### Set exercise
The entries are to be returned exactly, with images left out.

Dataset excerpts:

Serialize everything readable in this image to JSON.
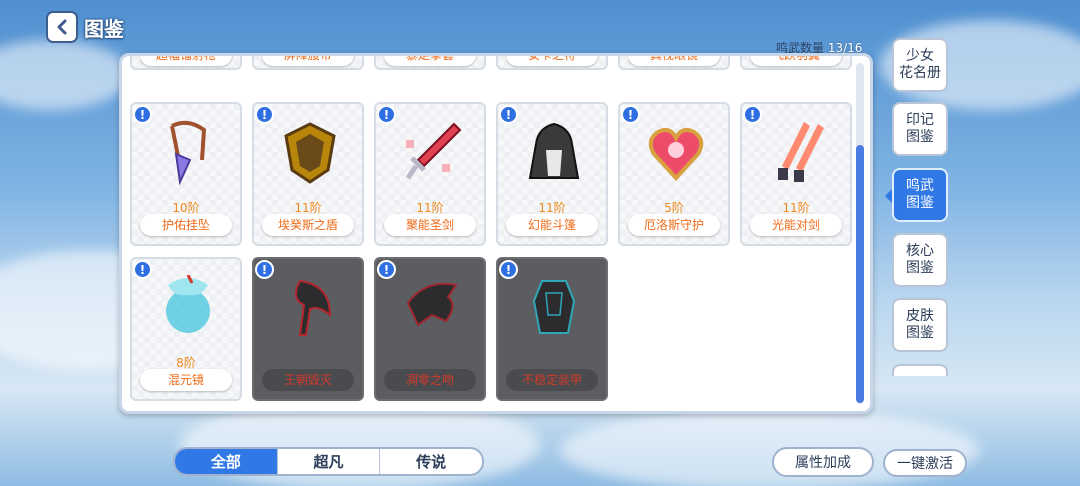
{
  "header": {
    "title": "图鉴",
    "count_label": "鸣武数量",
    "count_value": "13/16"
  },
  "top_row": [
    "超幅镭射枪",
    "屏障腰带",
    "暴走拳套",
    "安卡之符",
    "真视眼镜",
    "飞跃羽翼"
  ],
  "cards": [
    {
      "tier": "10阶",
      "name": "护佑挂坠",
      "locked": false,
      "icon": "pendant-icon",
      "color": "#a0522d"
    },
    {
      "tier": "11阶",
      "name": "埃癸斯之盾",
      "locked": false,
      "icon": "shield-icon",
      "color": "#b8860b"
    },
    {
      "tier": "11阶",
      "name": "聚能圣剑",
      "locked": false,
      "icon": "sword-icon",
      "color": "#e0424f"
    },
    {
      "tier": "11阶",
      "name": "幻能斗篷",
      "locked": false,
      "icon": "cloak-icon",
      "color": "#3a3a3a"
    },
    {
      "tier": "5阶",
      "name": "厄洛斯守护",
      "locked": false,
      "icon": "heart-icon",
      "color": "#ec4c6a"
    },
    {
      "tier": "11阶",
      "name": "光能对剑",
      "locked": false,
      "icon": "twin-blades-icon",
      "color": "#ff8a70"
    },
    {
      "tier": "8阶",
      "name": "混元镜",
      "locked": false,
      "icon": "mirror-icon",
      "color": "#4fc8e0"
    },
    {
      "tier": "",
      "name": "王朝毁灭",
      "locked": true,
      "icon": "axe-icon",
      "color": "#b3262e"
    },
    {
      "tier": "",
      "name": "凋零之吻",
      "locked": true,
      "icon": "claw-icon",
      "color": "#a0262e"
    },
    {
      "tier": "",
      "name": "不稳定装甲",
      "locked": true,
      "icon": "armor-icon",
      "color": "#2fa7b8"
    }
  ],
  "side_tabs": [
    {
      "label": "少女\n花名册",
      "active": false
    },
    {
      "label": "印记\n图鉴",
      "active": false
    },
    {
      "label": "鸣武\n图鉴",
      "active": true
    },
    {
      "label": "核心\n图鉴",
      "active": false
    },
    {
      "label": "皮肤\n图鉴",
      "active": false
    }
  ],
  "filters": [
    {
      "label": "全部",
      "active": true
    },
    {
      "label": "超凡",
      "active": false
    },
    {
      "label": "传说",
      "active": false
    }
  ],
  "buttons": {
    "attribute_bonus": "属性加成",
    "activate_all": "一键激活"
  },
  "colors": {
    "accent": "#2f78e6",
    "tier": "#f08a1c",
    "name": "#ef6b18",
    "locked_name": "#d23a2a"
  }
}
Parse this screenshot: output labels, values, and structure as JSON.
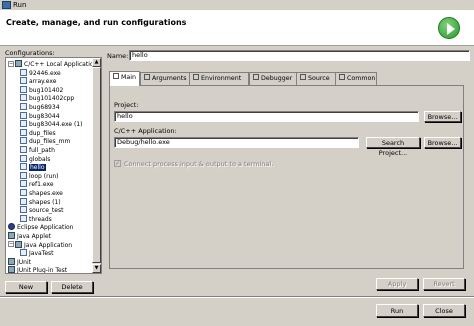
{
  "window": {
    "title": "Run"
  },
  "header": {
    "title": "Create, manage, and run configurations"
  },
  "left": {
    "label": "Configurations:",
    "tree": [
      {
        "label": "C/C++ Local Application",
        "expander": "−",
        "kind": "cat"
      },
      {
        "label": "92446.exe",
        "kind": "item"
      },
      {
        "label": "array.exe",
        "kind": "item"
      },
      {
        "label": "bug101402",
        "kind": "item"
      },
      {
        "label": "bug101402cpp",
        "kind": "item"
      },
      {
        "label": "bug68934",
        "kind": "item"
      },
      {
        "label": "bug83044",
        "kind": "item"
      },
      {
        "label": "bug83044.exe (1)",
        "kind": "item"
      },
      {
        "label": "dup_files",
        "kind": "item"
      },
      {
        "label": "dup_files_mm",
        "kind": "item"
      },
      {
        "label": "full_path",
        "kind": "item"
      },
      {
        "label": "globals",
        "kind": "item"
      },
      {
        "label": "hello",
        "kind": "item",
        "selected": true
      },
      {
        "label": "loop (run)",
        "kind": "item"
      },
      {
        "label": "ref1.exe",
        "kind": "item"
      },
      {
        "label": "shapes.exe",
        "kind": "item"
      },
      {
        "label": "shapes (1)",
        "kind": "item"
      },
      {
        "label": "source_test",
        "kind": "item"
      },
      {
        "label": "threads",
        "kind": "item"
      },
      {
        "label": "Eclipse Application",
        "kind": "ecl"
      },
      {
        "label": "Java Applet",
        "kind": "cat"
      },
      {
        "label": "Java Application",
        "expander": "−",
        "kind": "cat"
      },
      {
        "label": "JavaTest",
        "kind": "item"
      },
      {
        "label": "JUnit",
        "kind": "cat"
      },
      {
        "label": "JUnit Plug-in Test",
        "kind": "cat"
      }
    ],
    "new_label": "New",
    "delete_label": "Delete"
  },
  "name": {
    "label": "Name:",
    "value": "hello"
  },
  "tabs": [
    "Main",
    "Arguments",
    "Environment",
    "Debugger",
    "Source",
    "Common"
  ],
  "main": {
    "project_label": "Project:",
    "project_value": "hello",
    "browse1_label": "Browse...",
    "app_label": "C/C++ Application:",
    "app_value": "Debug/hello.exe",
    "search_label": "Search Project...",
    "browse2_label": "Browse...",
    "connect_label": "Connect process input & output to a terminal."
  },
  "actions": {
    "apply_label": "Apply",
    "revert_label": "Revert",
    "run_label": "Run",
    "close_label": "Close"
  }
}
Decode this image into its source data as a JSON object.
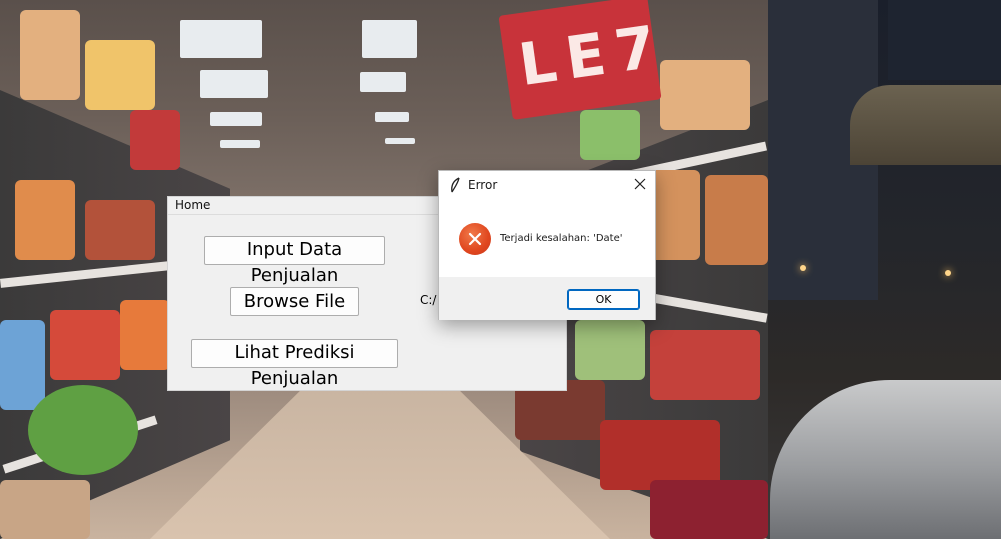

### Exercise output
Serialize everything readable in this image to JSON.
{
  "header": {
    "title": "图鉴",
    "count_label": "鸣武数量",
    "count_value": "13/16"
  },
  "top_row": [
    "超幅镭射枪",
    "屏障腰带",
    "暴走拳套",
    "安卡之符",
    "真视眼镜",
    "飞跃羽翼"
  ],
  "cards": [
    {
      "tier": "10阶",
      "name": "护佑挂坠",
      "locked": false,
      "icon": "pendant-icon",
      "color": "#a0522d"
    },
    {
      "tier": "11阶",
      "name": "埃癸斯之盾",
      "locked": false,
      "icon": "shield-icon",
      "color": "#b8860b"
    },
    {
      "tier": "11阶",
      "name": "聚能圣剑",
      "locked": false,
      "icon": "sword-icon",
      "color": "#e0424f"
    },
    {
      "tier": "11阶",
      "name": "幻能斗篷",
      "locked": false,
      "icon": "cloak-icon",
      "color": "#3a3a3a"
    },
    {
      "tier": "5阶",
      "name": "厄洛斯守护",
      "locked": false,
      "icon": "heart-icon",
      "color": "#ec4c6a"
    },
    {
      "tier": "11阶",
      "name": "光能对剑",
      "locked": false,
      "icon": "twin-blades-icon",
      "color": "#ff8a70"
    },
    {
      "tier": "8阶",
      "name": "混元镜",
      "locked": false,
      "icon": "mirror-icon",
      "color": "#4fc8e0"
    },
    {
      "tier": "",
      "name": "王朝毁灭",
      "locked": true,
      "icon": "axe-icon",
      "color": "#b3262e"
    },
    {
      "tier": "",
      "name": "凋零之吻",
      "locked": true,
      "icon": "claw-icon",
      "color": "#a0262e"
    },
    {
      "tier": "",
      "name": "不稳定装甲",
      "locked": true,
      "icon": "armor-icon",
      "color": "#2fa7b8"
    }
  ],
  "side_tabs": [
    {
      "label": "少女\n花名册",
      "active": false
    },
    {
      "label": "印记\n图鉴",
      "active": false
    },
    {
      "label": "鸣武\n图鉴",
      "active": true
    },
    {
      "label": "核心\n图鉴",
      "active": false
    },
    {
      "label": "皮肤\n图鉴",
      "active": false
    }
  ],
  "filters": [
    {
      "label": "全部",
      "active": true
    },
    {
      "label": "超凡",
      "active": false
    },
    {
      "label": "传说",
      "active": false
    }
  ],
  "buttons": {
    "attribute_bonus": "属性加成",
    "activate_all": "一键激活"
  },
  "colors": {
    "accent": "#2f78e6",
    "tier": "#f08a1c",
    "name": "#ef6b18",
    "locked_name": "#d23a2a"
  }
}
Parse this screenshot: output labels, values, and structure as JSON.
{
  "window": {
    "title": "Run"
  },
  "header": {
    "title": "Create, manage, and run configurations"
  },
  "left": {
    "label": "Configurations:",
    "tree": [
      {
        "label": "C/C++ Local Application",
        "expander": "−",
        "kind": "cat"
      },
      {
        "label": "92446.exe",
        "kind": "item"
      },
      {
        "label": "array.exe",
        "kind": "item"
      },
      {
        "label": "bug101402",
        "kind": "item"
      },
      {
        "label": "bug101402cpp",
        "kind": "item"
      },
      {
        "label": "bug68934",
        "kind": "item"
      },
      {
        "label": "bug83044",
        "kind": "item"
      },
      {
        "label": "bug83044.exe (1)",
        "kind": "item"
      },
      {
        "label": "dup_files",
        "kind": "item"
      },
      {
        "label": "dup_files_mm",
        "kind": "item"
      },
      {
        "label": "full_path",
        "kind": "item"
      },
      {
        "label": "globals",
        "kind": "item"
      },
      {
        "label": "hello",
        "kind": "item",
        "selected": true
      },
      {
        "label": "loop (run)",
        "kind": "item"
      },
      {
        "label": "ref1.exe",
        "kind": "item"
      },
      {
        "label": "shapes.exe",
        "kind": "item"
      },
      {
        "label": "shapes (1)",
        "kind": "item"
      },
      {
        "label": "source_test",
        "kind": "item"
      },
      {
        "label": "threads",
        "kind": "item"
      },
      {
        "label": "Eclipse Application",
        "kind": "ecl"
      },
      {
        "label": "Java Applet",
        "kind": "cat"
      },
      {
        "label": "Java Application",
        "expander": "−",
        "kind": "cat"
      },
      {
        "label": "JavaTest",
        "kind": "item"
      },
      {
        "label": "JUnit",
        "kind": "cat"
      },
      {
        "label": "JUnit Plug-in Test",
        "kind": "cat"
      }
    ],
    "new_label": "New",
    "delete_label": "Delete"
  },
  "name": {
    "label": "Name:",
    "value": "hello"
  },
  "tabs": [
    "Main",
    "Arguments",
    "Environment",
    "Debugger",
    "Source",
    "Common"
  ],
  "main": {
    "project_label": "Project:",
    "project_value": "hello",
    "browse1_label": "Browse...",
    "app_label": "C/C++ Application:",
    "app_value": "Debug/hello.exe",
    "search_label": "Search Project...",
    "browse2_label": "Browse...",
    "connect_label": "Connect process input & output to a terminal."
  },
  "actions": {
    "apply_label": "Apply",
    "revert_label": "Revert",
    "run_label": "Run",
    "close_label": "Close"
  }
}
Decode this image into its source data as a JSON object.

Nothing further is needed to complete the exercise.